§ What the exercise asks
Show every line that has the string "ICMP" in it.

= = = = = = =

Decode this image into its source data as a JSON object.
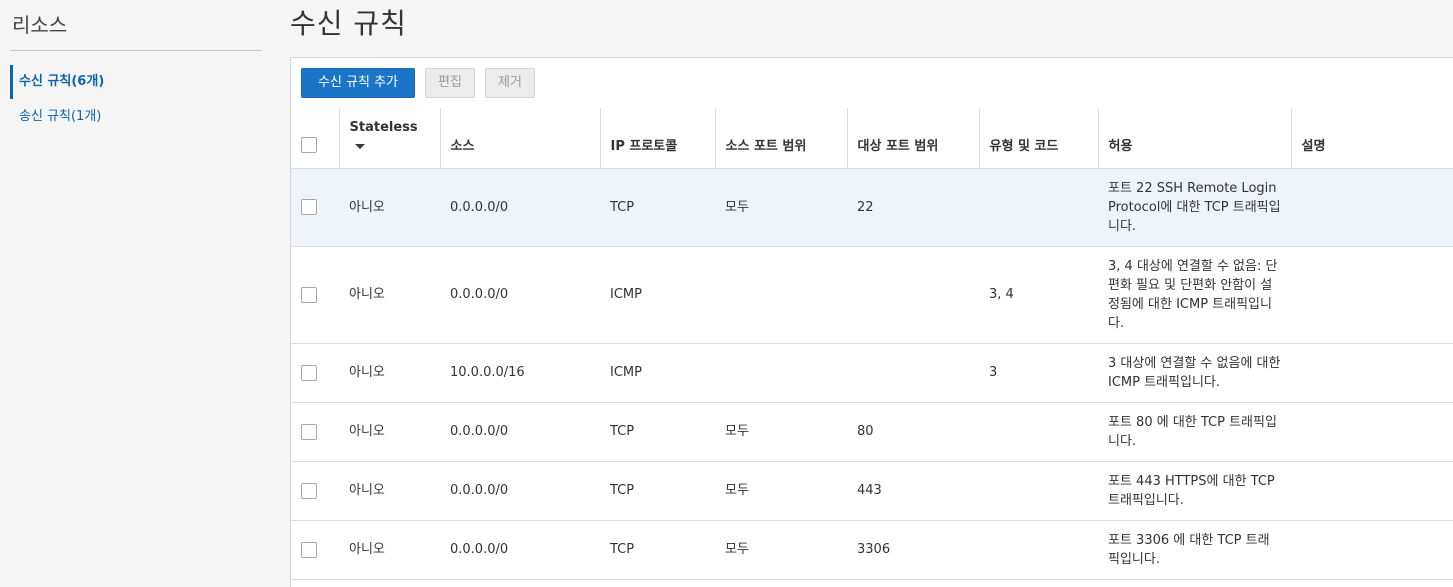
{
  "sidebar": {
    "title": "리소스",
    "items": [
      {
        "label": "수신 규칙(6개)",
        "active": true
      },
      {
        "label": "송신 규칙(1개)",
        "active": false
      }
    ]
  },
  "page": {
    "title": "수신 규칙"
  },
  "toolbar": {
    "add_label": "수신 규칙 추가",
    "edit_label": "편집",
    "delete_label": "제거"
  },
  "table": {
    "columns": {
      "stateless": "Stateless",
      "source": "소스",
      "ip_protocol": "IP 프로토콜",
      "source_port_range": "소스 포트 범위",
      "dest_port_range": "대상 포트 범위",
      "type_code": "유형 및 코드",
      "allows": "허용",
      "description": "설명"
    },
    "rows": [
      {
        "stateless": "아니오",
        "source": "0.0.0.0/0",
        "protocol": "TCP",
        "src_port": "모두",
        "dst_port": "22",
        "type_code": "",
        "allows": "포트 22 SSH Remote Login Protocol에 대한 TCP 트래픽입니다.",
        "description": ""
      },
      {
        "stateless": "아니오",
        "source": "0.0.0.0/0",
        "protocol": "ICMP",
        "src_port": "",
        "dst_port": "",
        "type_code": "3, 4",
        "allows": "3, 4 대상에 연결할 수 없음: 단편화 필요 및 단편화 안함이 설정됨에 대한 ICMP 트래픽입니다.",
        "description": ""
      },
      {
        "stateless": "아니오",
        "source": "10.0.0.0/16",
        "protocol": "ICMP",
        "src_port": "",
        "dst_port": "",
        "type_code": "3",
        "allows": "3 대상에 연결할 수 없음에 대한 ICMP 트래픽입니다.",
        "description": ""
      },
      {
        "stateless": "아니오",
        "source": "0.0.0.0/0",
        "protocol": "TCP",
        "src_port": "모두",
        "dst_port": "80",
        "type_code": "",
        "allows": "포트 80 에 대한 TCP 트래픽입니다.",
        "description": ""
      },
      {
        "stateless": "아니오",
        "source": "0.0.0.0/0",
        "protocol": "TCP",
        "src_port": "모두",
        "dst_port": "443",
        "type_code": "",
        "allows": "포트 443 HTTPS에 대한 TCP 트래픽입니다.",
        "description": ""
      },
      {
        "stateless": "아니오",
        "source": "0.0.0.0/0",
        "protocol": "TCP",
        "src_port": "모두",
        "dst_port": "3306",
        "type_code": "",
        "allows": "포트 3306 에 대한 TCP 트래픽입니다.",
        "description": ""
      }
    ]
  },
  "colors": {
    "accent": "#1a74c8",
    "highlight_row": "#eef4f9"
  },
  "icons": {
    "sort": "caret-down-icon",
    "checkbox": "checkbox-icon"
  }
}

= = = = = = =

§ Output for this exercise
        "protocol": "ICMP",
        "allows": "3, 4 대상에 연결할 수 없음: 단편화 필요 및 단편화 안함이 설정됨에 대한 ICMP 트래픽입니다.",
        "protocol": "ICMP",
        "allows": "3 대상에 연결할 수 없음에 대한 ICMP 트래픽입니다.",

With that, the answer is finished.